##### DATA SHOWN #####

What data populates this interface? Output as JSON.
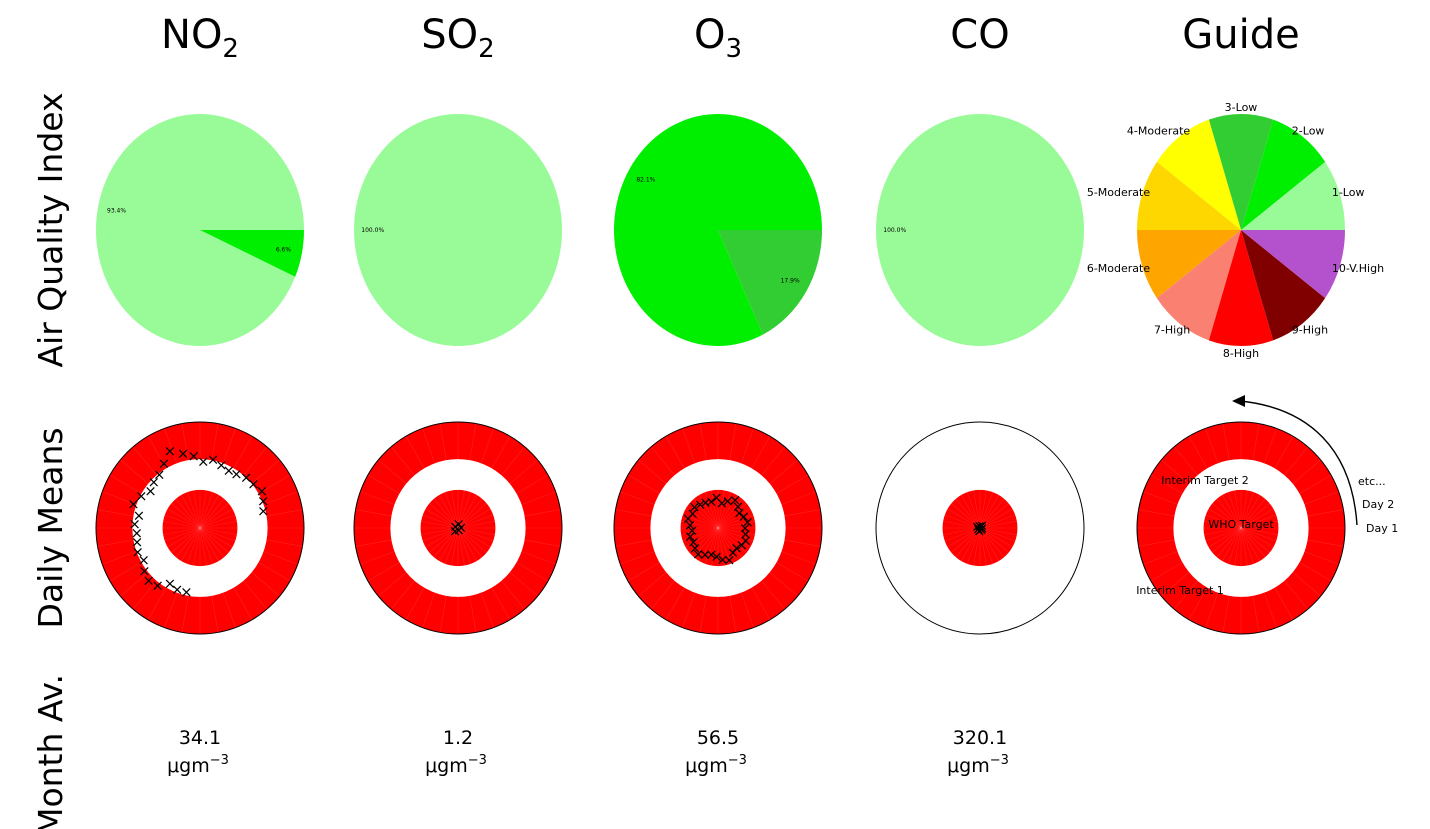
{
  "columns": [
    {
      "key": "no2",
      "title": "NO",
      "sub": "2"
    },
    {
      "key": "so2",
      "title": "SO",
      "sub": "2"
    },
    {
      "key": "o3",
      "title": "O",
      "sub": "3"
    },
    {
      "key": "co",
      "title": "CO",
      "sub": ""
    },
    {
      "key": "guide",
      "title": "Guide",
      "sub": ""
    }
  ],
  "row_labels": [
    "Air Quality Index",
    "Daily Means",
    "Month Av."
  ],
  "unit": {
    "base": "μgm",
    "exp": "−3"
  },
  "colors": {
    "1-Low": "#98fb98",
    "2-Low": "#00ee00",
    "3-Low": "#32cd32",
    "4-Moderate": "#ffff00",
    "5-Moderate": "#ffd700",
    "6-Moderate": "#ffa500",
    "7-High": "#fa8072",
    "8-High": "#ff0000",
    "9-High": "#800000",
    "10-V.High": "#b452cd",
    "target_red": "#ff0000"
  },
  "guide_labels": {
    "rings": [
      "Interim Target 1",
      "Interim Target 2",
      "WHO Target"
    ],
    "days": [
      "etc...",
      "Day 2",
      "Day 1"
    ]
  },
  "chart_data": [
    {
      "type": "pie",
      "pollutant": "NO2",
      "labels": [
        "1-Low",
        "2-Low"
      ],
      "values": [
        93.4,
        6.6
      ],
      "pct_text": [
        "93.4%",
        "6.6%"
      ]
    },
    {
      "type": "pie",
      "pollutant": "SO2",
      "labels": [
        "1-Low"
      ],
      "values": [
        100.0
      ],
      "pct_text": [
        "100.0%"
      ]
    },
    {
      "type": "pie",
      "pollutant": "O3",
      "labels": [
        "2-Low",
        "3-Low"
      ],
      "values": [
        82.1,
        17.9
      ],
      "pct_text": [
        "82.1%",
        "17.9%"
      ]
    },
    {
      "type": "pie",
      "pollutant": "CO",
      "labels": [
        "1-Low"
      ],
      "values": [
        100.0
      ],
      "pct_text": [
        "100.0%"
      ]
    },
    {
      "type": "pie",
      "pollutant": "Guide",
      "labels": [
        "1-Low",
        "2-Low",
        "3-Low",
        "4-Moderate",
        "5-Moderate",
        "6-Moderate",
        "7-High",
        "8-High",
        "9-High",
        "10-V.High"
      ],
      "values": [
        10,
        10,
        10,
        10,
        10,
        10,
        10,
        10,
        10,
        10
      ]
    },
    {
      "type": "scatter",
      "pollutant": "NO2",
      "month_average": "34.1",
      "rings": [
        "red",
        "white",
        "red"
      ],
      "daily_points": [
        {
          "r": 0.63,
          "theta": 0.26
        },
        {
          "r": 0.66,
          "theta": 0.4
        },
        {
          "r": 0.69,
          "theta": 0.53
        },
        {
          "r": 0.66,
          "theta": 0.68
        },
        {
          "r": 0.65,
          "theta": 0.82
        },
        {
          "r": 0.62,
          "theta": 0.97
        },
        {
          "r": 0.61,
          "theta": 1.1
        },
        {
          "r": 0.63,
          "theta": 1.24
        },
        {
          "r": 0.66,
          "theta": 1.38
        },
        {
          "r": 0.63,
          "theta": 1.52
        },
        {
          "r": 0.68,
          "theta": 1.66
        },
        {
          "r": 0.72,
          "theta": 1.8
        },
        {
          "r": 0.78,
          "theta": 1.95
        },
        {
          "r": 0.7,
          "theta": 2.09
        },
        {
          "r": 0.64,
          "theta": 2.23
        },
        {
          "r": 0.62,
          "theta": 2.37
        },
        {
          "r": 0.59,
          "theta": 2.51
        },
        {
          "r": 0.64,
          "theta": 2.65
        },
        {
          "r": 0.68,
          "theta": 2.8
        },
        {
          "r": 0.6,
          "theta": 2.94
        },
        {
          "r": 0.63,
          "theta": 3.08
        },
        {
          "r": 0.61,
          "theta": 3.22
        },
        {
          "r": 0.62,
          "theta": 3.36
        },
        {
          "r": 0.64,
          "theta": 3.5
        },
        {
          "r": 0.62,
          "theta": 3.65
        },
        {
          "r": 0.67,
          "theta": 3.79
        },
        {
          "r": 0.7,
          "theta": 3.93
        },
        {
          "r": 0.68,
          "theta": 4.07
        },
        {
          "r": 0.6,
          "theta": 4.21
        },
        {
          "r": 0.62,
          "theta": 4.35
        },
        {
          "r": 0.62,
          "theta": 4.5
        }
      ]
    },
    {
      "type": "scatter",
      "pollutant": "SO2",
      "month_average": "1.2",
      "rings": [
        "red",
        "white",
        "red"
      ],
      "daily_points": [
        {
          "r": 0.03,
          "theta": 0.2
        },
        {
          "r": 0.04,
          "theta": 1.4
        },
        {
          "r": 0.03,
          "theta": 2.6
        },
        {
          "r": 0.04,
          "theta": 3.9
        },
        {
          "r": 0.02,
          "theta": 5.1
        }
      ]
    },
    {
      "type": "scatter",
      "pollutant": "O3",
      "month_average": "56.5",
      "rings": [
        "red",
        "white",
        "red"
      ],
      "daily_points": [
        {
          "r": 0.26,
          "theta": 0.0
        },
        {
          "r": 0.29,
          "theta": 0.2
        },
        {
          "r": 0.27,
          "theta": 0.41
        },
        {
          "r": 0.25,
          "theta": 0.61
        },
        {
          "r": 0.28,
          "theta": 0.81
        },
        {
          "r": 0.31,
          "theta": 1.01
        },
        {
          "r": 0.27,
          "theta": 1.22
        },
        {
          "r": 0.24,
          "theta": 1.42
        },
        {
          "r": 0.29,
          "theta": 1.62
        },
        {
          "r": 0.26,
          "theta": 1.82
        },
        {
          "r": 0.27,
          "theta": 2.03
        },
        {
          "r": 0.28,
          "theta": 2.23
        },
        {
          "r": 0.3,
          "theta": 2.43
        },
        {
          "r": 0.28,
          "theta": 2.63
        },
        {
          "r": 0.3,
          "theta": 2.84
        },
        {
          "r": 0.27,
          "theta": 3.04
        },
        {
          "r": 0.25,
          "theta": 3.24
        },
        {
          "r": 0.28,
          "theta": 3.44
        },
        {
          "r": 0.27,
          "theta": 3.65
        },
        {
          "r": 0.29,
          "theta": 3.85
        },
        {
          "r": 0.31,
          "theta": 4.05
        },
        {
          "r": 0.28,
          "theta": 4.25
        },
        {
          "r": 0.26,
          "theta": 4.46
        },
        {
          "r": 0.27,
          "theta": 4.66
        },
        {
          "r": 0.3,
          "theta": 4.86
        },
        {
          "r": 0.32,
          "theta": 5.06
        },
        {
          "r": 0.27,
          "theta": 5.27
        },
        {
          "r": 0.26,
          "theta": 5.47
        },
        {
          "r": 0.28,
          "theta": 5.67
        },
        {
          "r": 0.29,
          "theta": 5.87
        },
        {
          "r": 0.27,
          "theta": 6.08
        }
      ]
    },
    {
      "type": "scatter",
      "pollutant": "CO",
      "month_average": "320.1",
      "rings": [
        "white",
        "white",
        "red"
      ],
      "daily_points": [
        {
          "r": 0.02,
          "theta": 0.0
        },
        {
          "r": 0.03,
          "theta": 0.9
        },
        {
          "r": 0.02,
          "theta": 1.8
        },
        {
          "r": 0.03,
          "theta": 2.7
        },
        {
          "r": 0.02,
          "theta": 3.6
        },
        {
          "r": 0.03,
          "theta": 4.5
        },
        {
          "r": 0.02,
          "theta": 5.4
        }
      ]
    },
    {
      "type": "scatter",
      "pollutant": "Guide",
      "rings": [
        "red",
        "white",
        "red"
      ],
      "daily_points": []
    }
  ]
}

#####

### EXERCISE INSTRUCTIONS
Restate the whole listing above exactly, except for its images.

### EXERCISE RESPONSE
What data populates this interface? Output as JSON.
{
  "columns": [
    {
      "key": "no2",
      "title": "NO",
      "sub": "2"
    },
    {
      "key": "so2",
      "title": "SO",
      "sub": "2"
    },
    {
      "key": "o3",
      "title": "O",
      "sub": "3"
    },
    {
      "key": "co",
      "title": "CO",
      "sub": ""
    },
    {
      "key": "guide",
      "title": "Guide",
      "sub": ""
    }
  ],
  "row_labels": [
    "Air Quality Index",
    "Daily Means",
    "Month Av."
  ],
  "unit": {
    "base": "μgm",
    "exp": "−3"
  },
  "colors": {
    "1-Low": "#98fb98",
    "2-Low": "#00ee00",
    "3-Low": "#32cd32",
    "4-Moderate": "#ffff00",
    "5-Moderate": "#ffd700",
    "6-Moderate": "#ffa500",
    "7-High": "#fa8072",
    "8-High": "#ff0000",
    "9-High": "#800000",
    "10-V.High": "#b452cd",
    "target_red": "#ff0000"
  },
  "guide_labels": {
    "rings": [
      "Interim Target 1",
      "Interim Target 2",
      "WHO Target"
    ],
    "days": [
      "etc...",
      "Day 2",
      "Day 1"
    ]
  },
  "chart_data": [
    {
      "type": "pie",
      "pollutant": "NO2",
      "labels": [
        "1-Low",
        "2-Low"
      ],
      "values": [
        93.4,
        6.6
      ],
      "pct_text": [
        "93.4%",
        "6.6%"
      ]
    },
    {
      "type": "pie",
      "pollutant": "SO2",
      "labels": [
        "1-Low"
      ],
      "values": [
        100.0
      ],
      "pct_text": [
        "100.0%"
      ]
    },
    {
      "type": "pie",
      "pollutant": "O3",
      "labels": [
        "2-Low",
        "3-Low"
      ],
      "values": [
        82.1,
        17.9
      ],
      "pct_text": [
        "82.1%",
        "17.9%"
      ]
    },
    {
      "type": "pie",
      "pollutant": "CO",
      "labels": [
        "1-Low"
      ],
      "values": [
        100.0
      ],
      "pct_text": [
        "100.0%"
      ]
    },
    {
      "type": "pie",
      "pollutant": "Guide",
      "labels": [
        "1-Low",
        "2-Low",
        "3-Low",
        "4-Moderate",
        "5-Moderate",
        "6-Moderate",
        "7-High",
        "8-High",
        "9-High",
        "10-V.High"
      ],
      "values": [
        10,
        10,
        10,
        10,
        10,
        10,
        10,
        10,
        10,
        10
      ]
    },
    {
      "type": "scatter",
      "pollutant": "NO2",
      "month_average": "34.1",
      "rings": [
        "red",
        "white",
        "red"
      ],
      "daily_points": [
        {
          "r": 0.63,
          "theta": 0.26
        },
        {
          "r": 0.66,
          "theta": 0.4
        },
        {
          "r": 0.69,
          "theta": 0.53
        },
        {
          "r": 0.66,
          "theta": 0.68
        },
        {
          "r": 0.65,
          "theta": 0.82
        },
        {
          "r": 0.62,
          "theta": 0.97
        },
        {
          "r": 0.61,
          "theta": 1.1
        },
        {
          "r": 0.63,
          "theta": 1.24
        },
        {
          "r": 0.66,
          "theta": 1.38
        },
        {
          "r": 0.63,
          "theta": 1.52
        },
        {
          "r": 0.68,
          "theta": 1.66
        },
        {
          "r": 0.72,
          "theta": 1.8
        },
        {
          "r": 0.78,
          "theta": 1.95
        },
        {
          "r": 0.7,
          "theta": 2.09
        },
        {
          "r": 0.64,
          "theta": 2.23
        },
        {
          "r": 0.62,
          "theta": 2.37
        },
        {
          "r": 0.59,
          "theta": 2.51
        },
        {
          "r": 0.64,
          "theta": 2.65
        },
        {
          "r": 0.68,
          "theta": 2.8
        },
        {
          "r": 0.6,
          "theta": 2.94
        },
        {
          "r": 0.63,
          "theta": 3.08
        },
        {
          "r": 0.61,
          "theta": 3.22
        },
        {
          "r": 0.62,
          "theta": 3.36
        },
        {
          "r": 0.64,
          "theta": 3.5
        },
        {
          "r": 0.62,
          "theta": 3.65
        },
        {
          "r": 0.67,
          "theta": 3.79
        },
        {
          "r": 0.7,
          "theta": 3.93
        },
        {
          "r": 0.68,
          "theta": 4.07
        },
        {
          "r": 0.6,
          "theta": 4.21
        },
        {
          "r": 0.62,
          "theta": 4.35
        },
        {
          "r": 0.62,
          "theta": 4.5
        }
      ]
    },
    {
      "type": "scatter",
      "pollutant": "SO2",
      "month_average": "1.2",
      "rings": [
        "red",
        "white",
        "red"
      ],
      "daily_points": [
        {
          "r": 0.03,
          "theta": 0.2
        },
        {
          "r": 0.04,
          "theta": 1.4
        },
        {
          "r": 0.03,
          "theta": 2.6
        },
        {
          "r": 0.04,
          "theta": 3.9
        },
        {
          "r": 0.02,
          "theta": 5.1
        }
      ]
    },
    {
      "type": "scatter",
      "pollutant": "O3",
      "month_average": "56.5",
      "rings": [
        "red",
        "white",
        "red"
      ],
      "daily_points": [
        {
          "r": 0.26,
          "theta": 0.0
        },
        {
          "r": 0.29,
          "theta": 0.2
        },
        {
          "r": 0.27,
          "theta": 0.41
        },
        {
          "r": 0.25,
          "theta": 0.61
        },
        {
          "r": 0.28,
          "theta": 0.81
        },
        {
          "r": 0.31,
          "theta": 1.01
        },
        {
          "r": 0.27,
          "theta": 1.22
        },
        {
          "r": 0.24,
          "theta": 1.42
        },
        {
          "r": 0.29,
          "theta": 1.62
        },
        {
          "r": 0.26,
          "theta": 1.82
        },
        {
          "r": 0.27,
          "theta": 2.03
        },
        {
          "r": 0.28,
          "theta": 2.23
        },
        {
          "r": 0.3,
          "theta": 2.43
        },
        {
          "r": 0.28,
          "theta": 2.63
        },
        {
          "r": 0.3,
          "theta": 2.84
        },
        {
          "r": 0.27,
          "theta": 3.04
        },
        {
          "r": 0.25,
          "theta": 3.24
        },
        {
          "r": 0.28,
          "theta": 3.44
        },
        {
          "r": 0.27,
          "theta": 3.65
        },
        {
          "r": 0.29,
          "theta": 3.85
        },
        {
          "r": 0.31,
          "theta": 4.05
        },
        {
          "r": 0.28,
          "theta": 4.25
        },
        {
          "r": 0.26,
          "theta": 4.46
        },
        {
          "r": 0.27,
          "theta": 4.66
        },
        {
          "r": 0.3,
          "theta": 4.86
        },
        {
          "r": 0.32,
          "theta": 5.06
        },
        {
          "r": 0.27,
          "theta": 5.27
        },
        {
          "r": 0.26,
          "theta": 5.47
        },
        {
          "r": 0.28,
          "theta": 5.67
        },
        {
          "r": 0.29,
          "theta": 5.87
        },
        {
          "r": 0.27,
          "theta": 6.08
        }
      ]
    },
    {
      "type": "scatter",
      "pollutant": "CO",
      "month_average": "320.1",
      "rings": [
        "white",
        "white",
        "red"
      ],
      "daily_points": [
        {
          "r": 0.02,
          "theta": 0.0
        },
        {
          "r": 0.03,
          "theta": 0.9
        },
        {
          "r": 0.02,
          "theta": 1.8
        },
        {
          "r": 0.03,
          "theta": 2.7
        },
        {
          "r": 0.02,
          "theta": 3.6
        },
        {
          "r": 0.03,
          "theta": 4.5
        },
        {
          "r": 0.02,
          "theta": 5.4
        }
      ]
    },
    {
      "type": "scatter",
      "pollutant": "Guide",
      "rings": [
        "red",
        "white",
        "red"
      ],
      "daily_points": []
    }
  ]
}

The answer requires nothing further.